Records from a data collection

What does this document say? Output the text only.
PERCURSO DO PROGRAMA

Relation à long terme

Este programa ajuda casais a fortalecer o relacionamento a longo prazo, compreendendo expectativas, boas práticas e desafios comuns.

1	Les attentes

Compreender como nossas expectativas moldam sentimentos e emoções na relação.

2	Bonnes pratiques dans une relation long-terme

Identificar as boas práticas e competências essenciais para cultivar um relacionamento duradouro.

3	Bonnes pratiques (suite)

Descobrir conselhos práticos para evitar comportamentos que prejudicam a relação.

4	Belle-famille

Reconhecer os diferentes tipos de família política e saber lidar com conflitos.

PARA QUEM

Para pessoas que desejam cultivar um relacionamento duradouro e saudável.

#### [EXERCISE DIRECTIONS]
Quote each line above in full, word for word.

#### [RESULT OF THE TASK]
What does this document say? Output the text only.
PERCURSO DO PROGRAMA

Relation à long terme

Este programa ajuda casais a fortalecer o relacionamento a longo prazo, compreendendo expectativas, boas práticas e desafios comuns.

1	Les attentes

Compreender como nossas expectativas moldam sentimentos e emoções na relação.

2	Bonnes pratiques dans une relation long-terme

Identificar as boas práticas e competências essenciais para cultivar um relacionamento duradouro.

3	Bonnes pratiques (suite)

Descobrir conselhos práticos para evitar comportamentos que prejudicam a relação.

4	Belle-famille

Reconhecer os diferentes tipos de família política e saber lidar com conflitos.

PARA QUEM

Para pessoas que desejam cultivar um relacionamento duradouro e saudável.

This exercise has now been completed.